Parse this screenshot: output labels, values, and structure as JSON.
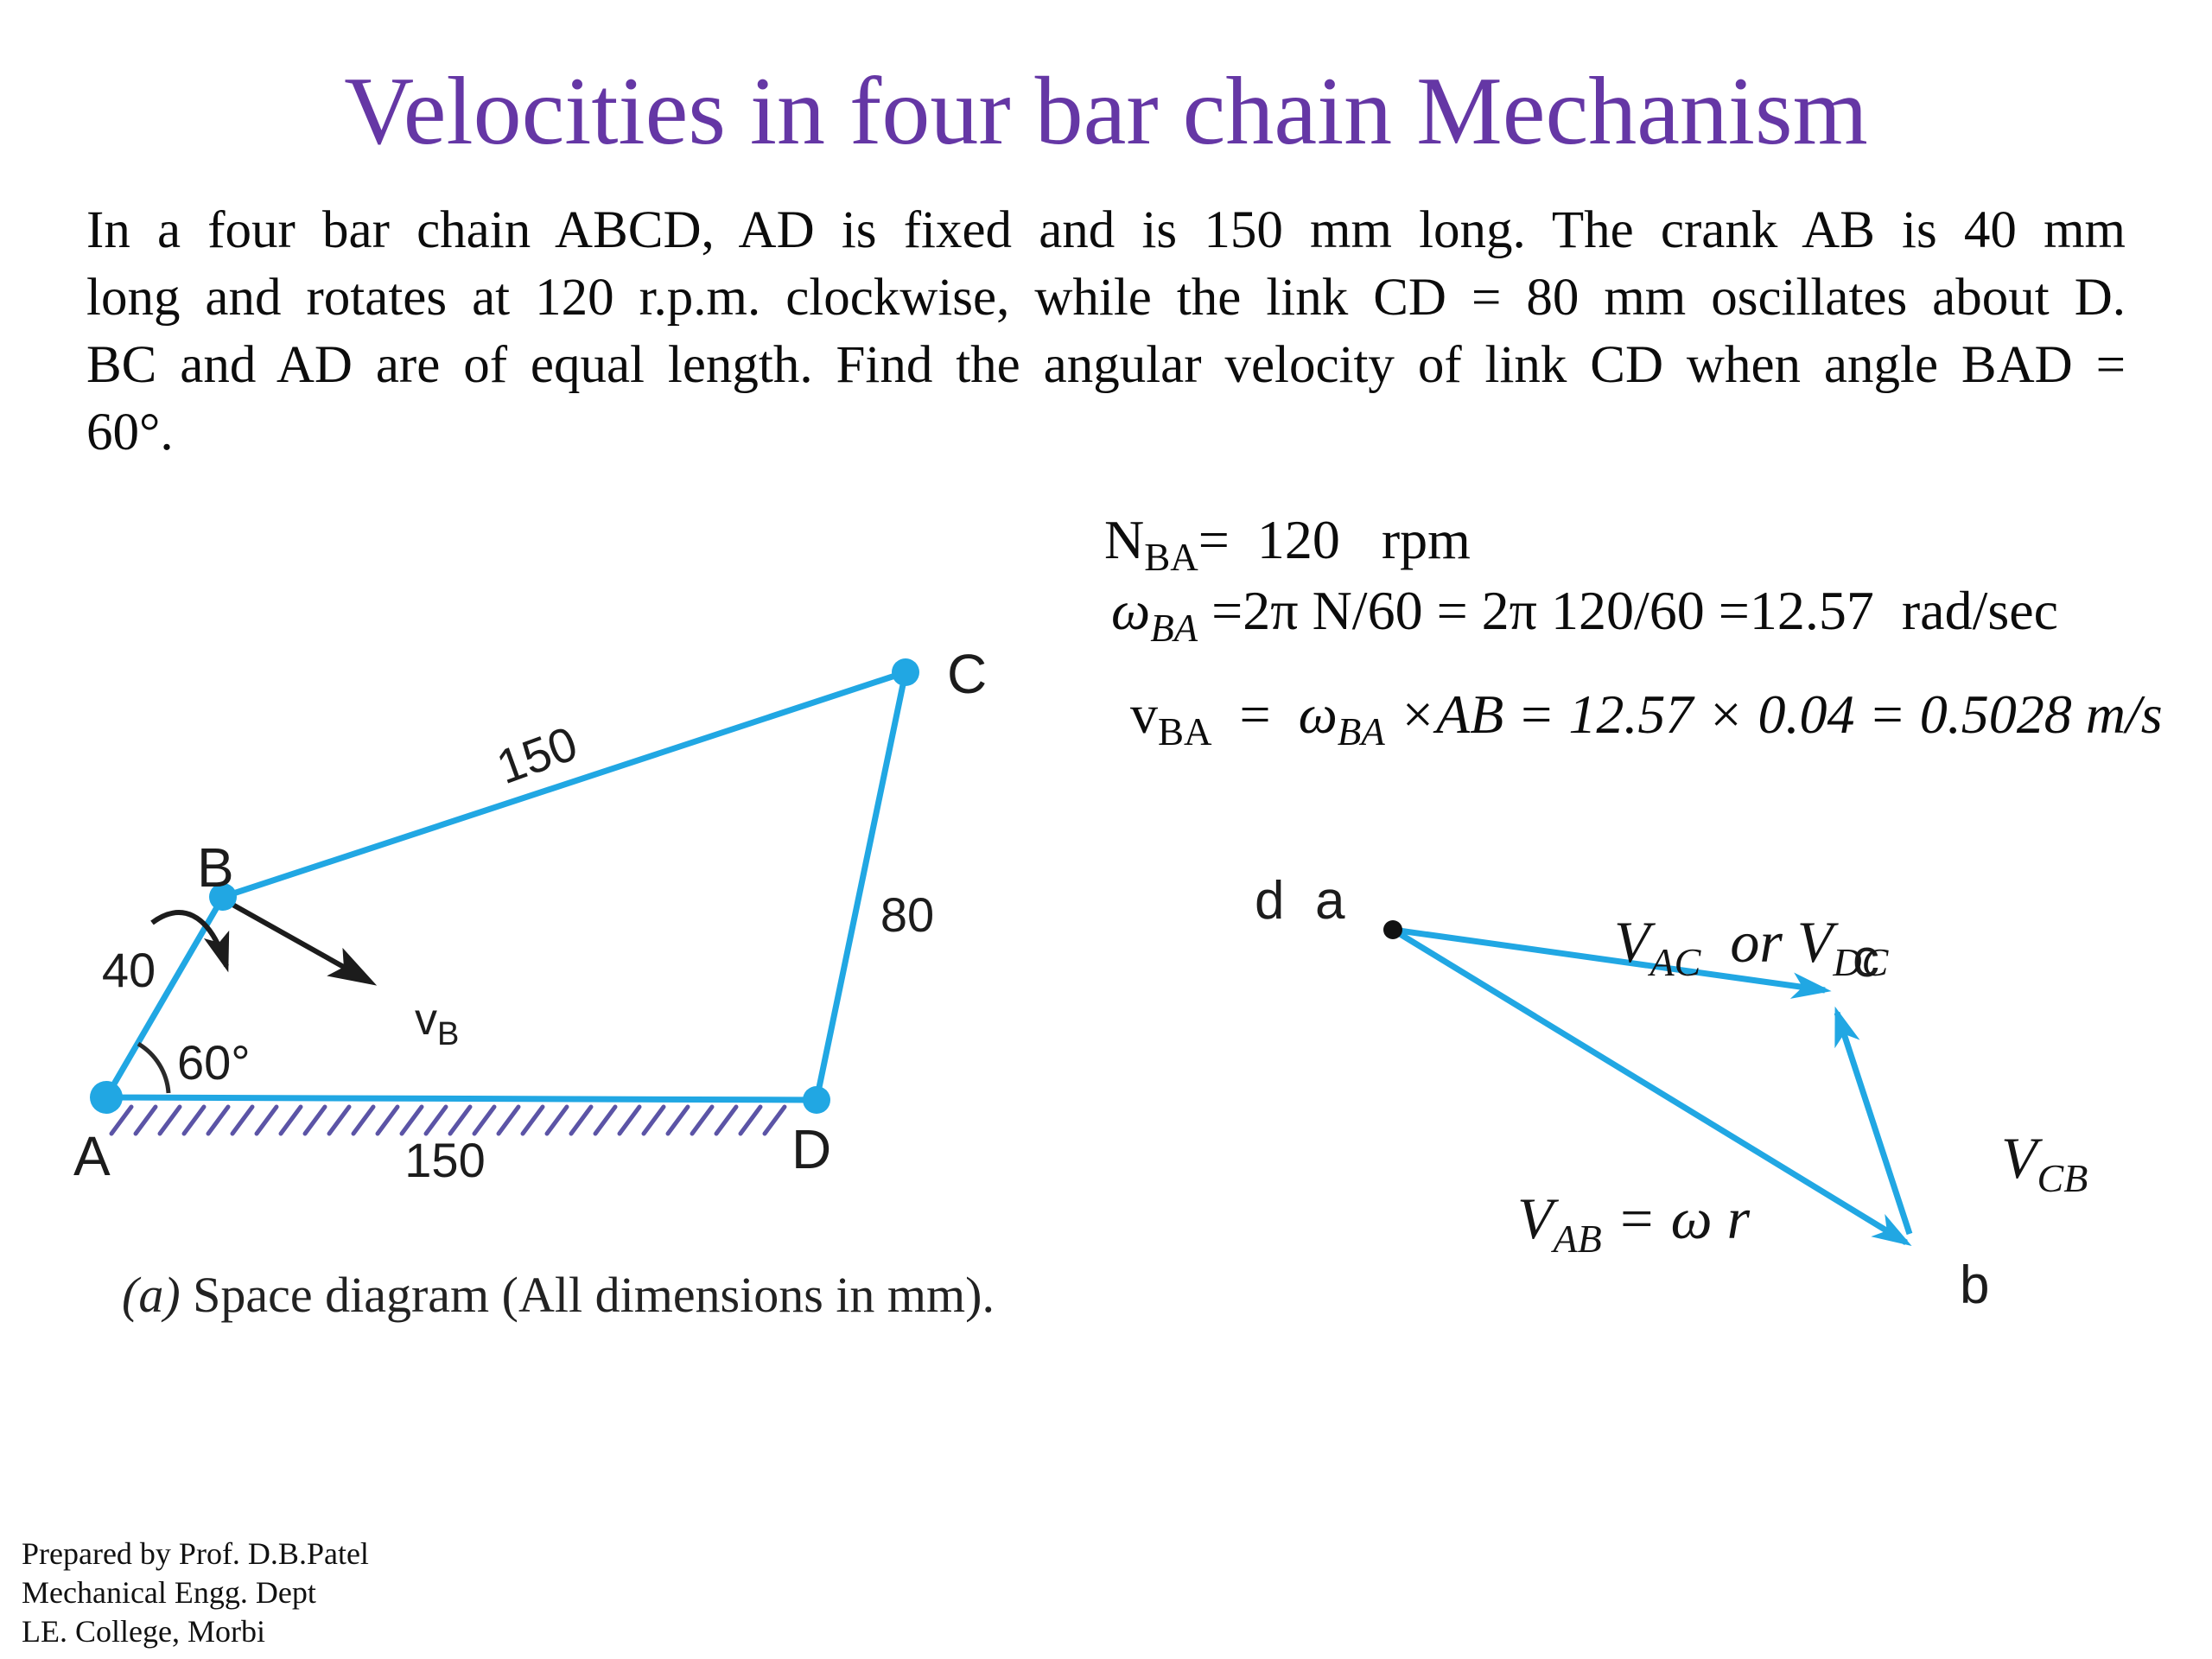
{
  "title": {
    "text": "Velocities in four bar chain Mechanism",
    "color": "#6537A5"
  },
  "problem": {
    "lines": [
      "In a four bar chain ABCD, AD is fixed and is 150 mm long. The crank AB is 40 mm",
      "long and rotates at 120 r.p.m. clockwise, while the link CD = 80 mm oscillates about D.",
      "BC and AD are of equal length. Find the angular velocity of link CD when angle BAD =",
      "60°."
    ]
  },
  "equations": {
    "line1": {
      "var": "N",
      "sub": "BA",
      "rest": "=  120   rpm"
    },
    "line2": {
      "var": "ω",
      "sub": "BA",
      "rest": " =2π N/60 = 2π 120/60 =12.57  rad/sec"
    },
    "line3": {
      "var": "v",
      "sub": "BA",
      "mid": "  =  ",
      "var2": "ω",
      "sub2": "BA",
      "sp": " ",
      "rest": "×AB = 12.57 × 0.04 = 0.5028 m/s"
    }
  },
  "space_diagram": {
    "nodes": {
      "a": "A",
      "b": "B",
      "c": "C",
      "d": "D"
    },
    "dims": {
      "ab": "40",
      "bc": "150",
      "cd": "80",
      "ad": "150",
      "angle_bad": "60°"
    },
    "vb": {
      "v": "v",
      "sub": "B"
    },
    "caption": {
      "marker": "(a)",
      "text": " Space diagram (All dimensions in mm)."
    }
  },
  "velocity_diagram": {
    "points": {
      "d": "d",
      "a": "a",
      "c": "c",
      "b": "b"
    },
    "labels": {
      "vac": {
        "v1": "V",
        "s1": "AC",
        "mid": "  or ",
        "v2": "V",
        "s2": "DC"
      },
      "vcb": {
        "v": "V",
        "s": "CB"
      },
      "vab": {
        "v": "V",
        "s": "AB",
        "rest": " = ω r"
      }
    }
  },
  "footer": {
    "line1": "Prepared by Prof. D.B.Patel",
    "line2": "Mechanical Engg. Dept",
    "line3": "LE. College, Morbi"
  },
  "colors": {
    "link_blue": "#21A7E3",
    "hatch_purple": "#5B54A6",
    "ink_black": "#1c1c1c",
    "title_purple": "#6537A5"
  }
}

- - - - -

Reply with one number only, the count of lines above that hold the string "rest".

4